» Your goal
Return every line of the material below, character for character, with nothing added, dropped, or changed.
[Task material start]
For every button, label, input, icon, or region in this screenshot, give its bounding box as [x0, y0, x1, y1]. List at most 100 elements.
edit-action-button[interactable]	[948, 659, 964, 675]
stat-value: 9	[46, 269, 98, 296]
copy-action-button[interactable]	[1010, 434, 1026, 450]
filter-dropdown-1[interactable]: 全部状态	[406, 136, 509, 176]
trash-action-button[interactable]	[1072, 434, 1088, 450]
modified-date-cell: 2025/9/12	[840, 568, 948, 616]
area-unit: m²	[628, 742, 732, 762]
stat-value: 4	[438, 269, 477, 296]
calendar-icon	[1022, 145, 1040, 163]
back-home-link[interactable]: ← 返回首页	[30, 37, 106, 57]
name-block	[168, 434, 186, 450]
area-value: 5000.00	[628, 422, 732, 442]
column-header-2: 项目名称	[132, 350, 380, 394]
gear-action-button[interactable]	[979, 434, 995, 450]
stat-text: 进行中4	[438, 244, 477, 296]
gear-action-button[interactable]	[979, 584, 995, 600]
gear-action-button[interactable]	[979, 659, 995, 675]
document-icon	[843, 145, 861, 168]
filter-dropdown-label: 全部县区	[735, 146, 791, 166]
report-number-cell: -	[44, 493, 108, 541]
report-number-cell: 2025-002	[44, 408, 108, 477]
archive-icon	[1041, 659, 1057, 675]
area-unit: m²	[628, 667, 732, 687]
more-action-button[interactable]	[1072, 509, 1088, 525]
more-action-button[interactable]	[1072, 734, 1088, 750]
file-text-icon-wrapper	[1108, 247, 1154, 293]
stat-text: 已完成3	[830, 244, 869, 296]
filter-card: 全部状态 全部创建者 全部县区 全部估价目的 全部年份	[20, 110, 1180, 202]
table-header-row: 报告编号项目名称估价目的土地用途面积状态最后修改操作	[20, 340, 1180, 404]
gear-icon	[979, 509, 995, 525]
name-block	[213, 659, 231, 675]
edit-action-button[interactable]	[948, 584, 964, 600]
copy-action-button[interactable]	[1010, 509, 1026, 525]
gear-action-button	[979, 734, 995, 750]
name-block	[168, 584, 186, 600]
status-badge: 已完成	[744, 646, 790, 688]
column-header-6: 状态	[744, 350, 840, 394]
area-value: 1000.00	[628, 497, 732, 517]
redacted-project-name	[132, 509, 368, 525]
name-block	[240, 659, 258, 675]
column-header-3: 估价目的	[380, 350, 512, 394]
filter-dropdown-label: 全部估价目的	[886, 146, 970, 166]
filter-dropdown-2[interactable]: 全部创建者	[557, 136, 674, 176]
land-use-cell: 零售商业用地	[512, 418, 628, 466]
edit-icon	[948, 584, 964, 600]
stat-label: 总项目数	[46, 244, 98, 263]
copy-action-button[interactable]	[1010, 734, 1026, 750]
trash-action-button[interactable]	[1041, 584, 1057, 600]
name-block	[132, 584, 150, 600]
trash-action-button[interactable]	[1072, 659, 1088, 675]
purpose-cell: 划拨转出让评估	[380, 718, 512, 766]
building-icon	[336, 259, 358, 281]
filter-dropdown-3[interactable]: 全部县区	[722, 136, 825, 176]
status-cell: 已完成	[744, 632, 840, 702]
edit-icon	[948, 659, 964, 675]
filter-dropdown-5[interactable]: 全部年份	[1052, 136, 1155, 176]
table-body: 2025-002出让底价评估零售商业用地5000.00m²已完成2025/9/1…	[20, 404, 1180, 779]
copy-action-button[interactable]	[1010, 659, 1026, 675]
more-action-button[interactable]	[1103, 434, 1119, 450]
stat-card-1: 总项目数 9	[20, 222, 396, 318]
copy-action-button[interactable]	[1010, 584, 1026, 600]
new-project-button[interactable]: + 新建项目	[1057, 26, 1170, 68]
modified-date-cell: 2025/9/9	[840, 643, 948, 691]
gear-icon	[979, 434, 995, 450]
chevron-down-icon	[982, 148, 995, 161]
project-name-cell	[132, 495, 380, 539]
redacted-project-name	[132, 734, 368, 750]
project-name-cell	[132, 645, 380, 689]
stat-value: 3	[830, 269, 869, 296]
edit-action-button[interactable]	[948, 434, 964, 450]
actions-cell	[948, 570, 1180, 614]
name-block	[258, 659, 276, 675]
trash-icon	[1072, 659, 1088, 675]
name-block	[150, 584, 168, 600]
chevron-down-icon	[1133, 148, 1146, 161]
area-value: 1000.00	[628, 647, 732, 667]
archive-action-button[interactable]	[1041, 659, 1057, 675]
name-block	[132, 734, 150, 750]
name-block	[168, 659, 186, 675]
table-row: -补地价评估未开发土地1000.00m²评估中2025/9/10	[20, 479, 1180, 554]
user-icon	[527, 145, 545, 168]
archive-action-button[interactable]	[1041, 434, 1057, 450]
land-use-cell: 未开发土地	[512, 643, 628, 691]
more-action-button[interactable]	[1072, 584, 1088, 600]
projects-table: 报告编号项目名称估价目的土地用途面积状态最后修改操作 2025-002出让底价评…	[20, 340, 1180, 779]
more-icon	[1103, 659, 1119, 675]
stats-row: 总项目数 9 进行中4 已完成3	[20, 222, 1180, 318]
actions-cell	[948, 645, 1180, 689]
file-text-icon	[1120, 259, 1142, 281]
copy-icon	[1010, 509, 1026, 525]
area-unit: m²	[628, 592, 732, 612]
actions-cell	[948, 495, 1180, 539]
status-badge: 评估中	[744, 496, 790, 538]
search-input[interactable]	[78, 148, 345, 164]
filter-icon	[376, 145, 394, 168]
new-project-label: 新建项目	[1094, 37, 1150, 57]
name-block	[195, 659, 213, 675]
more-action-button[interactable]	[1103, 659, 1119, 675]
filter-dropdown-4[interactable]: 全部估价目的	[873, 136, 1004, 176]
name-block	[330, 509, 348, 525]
[Task material end]
» Answer to this task
For every button, label, input, icon, or region in this screenshot, give its bounding box as [x0, y0, x1, y1]. List at most 100 elements.
edit-action-button[interactable]	[948, 659, 964, 675]
stat-value: 9	[46, 269, 98, 296]
copy-action-button[interactable]	[1010, 434, 1026, 450]
filter-dropdown-1[interactable]: 全部状态	[406, 136, 509, 176]
trash-action-button[interactable]	[1072, 434, 1088, 450]
modified-date-cell: 2025/9/12	[840, 568, 948, 616]
area-unit: m²	[628, 742, 732, 762]
stat-value: 4	[438, 269, 477, 296]
calendar-icon	[1022, 145, 1040, 163]
back-home-link[interactable]: ← 返回首页	[30, 37, 106, 57]
name-block	[168, 434, 186, 450]
area-value: 5000.00	[628, 422, 732, 442]
column-header-2: 项目名称	[132, 350, 380, 394]
gear-action-button[interactable]	[979, 434, 995, 450]
stat-text: 进行中4	[438, 244, 477, 296]
gear-action-button[interactable]	[979, 584, 995, 600]
gear-action-button[interactable]	[979, 659, 995, 675]
document-icon	[843, 145, 861, 168]
filter-dropdown-label: 全部县区	[735, 146, 791, 166]
report-number-cell: -	[44, 493, 108, 541]
report-number-cell: 2025-002	[44, 408, 108, 477]
archive-icon	[1041, 659, 1057, 675]
area-unit: m²	[628, 667, 732, 687]
more-action-button[interactable]	[1072, 509, 1088, 525]
more-action-button[interactable]	[1072, 734, 1088, 750]
file-text-icon-wrapper	[1108, 247, 1154, 293]
stat-text: 已完成3	[830, 244, 869, 296]
filter-card: 全部状态 全部创建者 全部县区 全部估价目的 全部年份	[20, 110, 1180, 202]
table-header-row: 报告编号项目名称估价目的土地用途面积状态最后修改操作	[20, 340, 1180, 404]
gear-icon	[979, 509, 995, 525]
name-block	[213, 659, 231, 675]
edit-action-button[interactable]	[948, 584, 964, 600]
copy-action-button[interactable]	[1010, 509, 1026, 525]
gear-action-button	[979, 734, 995, 750]
name-block	[168, 584, 186, 600]
status-badge: 已完成	[744, 646, 790, 688]
column-header-6: 状态	[744, 350, 840, 394]
area-value: 1000.00	[628, 497, 732, 517]
redacted-project-name	[132, 509, 368, 525]
name-block	[240, 659, 258, 675]
column-header-3: 估价目的	[380, 350, 512, 394]
filter-dropdown-label: 全部估价目的	[886, 146, 970, 166]
filter-dropdown-2[interactable]: 全部创建者	[557, 136, 674, 176]
land-use-cell: 零售商业用地	[512, 418, 628, 466]
edit-icon	[948, 584, 964, 600]
stat-label: 总项目数	[46, 244, 98, 263]
copy-action-button[interactable]	[1010, 734, 1026, 750]
trash-action-button[interactable]	[1041, 584, 1057, 600]
name-block	[132, 584, 150, 600]
trash-action-button[interactable]	[1072, 659, 1088, 675]
purpose-cell: 划拨转出让评估	[380, 718, 512, 766]
building-icon	[336, 259, 358, 281]
filter-dropdown-3[interactable]: 全部县区	[722, 136, 825, 176]
status-cell: 已完成	[744, 632, 840, 702]
edit-icon	[948, 659, 964, 675]
filter-dropdown-5[interactable]: 全部年份	[1052, 136, 1155, 176]
table-body: 2025-002出让底价评估零售商业用地5000.00m²已完成2025/9/1…	[20, 404, 1180, 779]
copy-action-button[interactable]	[1010, 659, 1026, 675]
more-action-button[interactable]	[1103, 434, 1119, 450]
stat-card-1: 总项目数 9	[20, 222, 396, 318]
copy-action-button[interactable]	[1010, 584, 1026, 600]
new-project-button[interactable]: + 新建项目	[1057, 26, 1170, 68]
modified-date-cell: 2025/9/9	[840, 643, 948, 691]
gear-icon	[979, 434, 995, 450]
chevron-down-icon	[982, 148, 995, 161]
project-name-cell	[132, 495, 380, 539]
redacted-project-name	[132, 734, 368, 750]
project-name-cell	[132, 645, 380, 689]
stat-value: 3	[830, 269, 869, 296]
edit-action-button[interactable]	[948, 434, 964, 450]
actions-cell	[948, 570, 1180, 614]
name-block	[258, 659, 276, 675]
trash-icon	[1072, 659, 1088, 675]
name-block	[150, 584, 168, 600]
chevron-down-icon	[1133, 148, 1146, 161]
area-value: 1000.00	[628, 647, 732, 667]
archive-action-button[interactable]	[1041, 659, 1057, 675]
name-block	[132, 734, 150, 750]
name-block	[168, 659, 186, 675]
table-row: -补地价评估未开发土地1000.00m²评估中2025/9/10	[20, 479, 1180, 554]
user-icon	[527, 145, 545, 168]
archive-action-button[interactable]	[1041, 434, 1057, 450]
land-use-cell: 未开发土地	[512, 643, 628, 691]
more-action-button[interactable]	[1072, 584, 1088, 600]
projects-table: 报告编号项目名称估价目的土地用途面积状态最后修改操作 2025-002出让底价评…	[20, 340, 1180, 779]
more-icon	[1103, 659, 1119, 675]
stats-row: 总项目数 9 进行中4 已完成3	[20, 222, 1180, 318]
actions-cell	[948, 645, 1180, 689]
file-text-icon	[1120, 259, 1142, 281]
copy-icon	[1010, 509, 1026, 525]
area-unit: m²	[628, 592, 732, 612]
actions-cell	[948, 495, 1180, 539]
status-badge: 评估中	[744, 496, 790, 538]
search-input[interactable]	[78, 148, 345, 164]
filter-icon	[376, 145, 394, 168]
new-project-label: 新建项目	[1094, 37, 1150, 57]
name-block	[195, 659, 213, 675]
more-action-button[interactable]	[1103, 659, 1119, 675]
filter-dropdown-4[interactable]: 全部估价目的	[873, 136, 1004, 176]
name-block	[330, 509, 348, 525]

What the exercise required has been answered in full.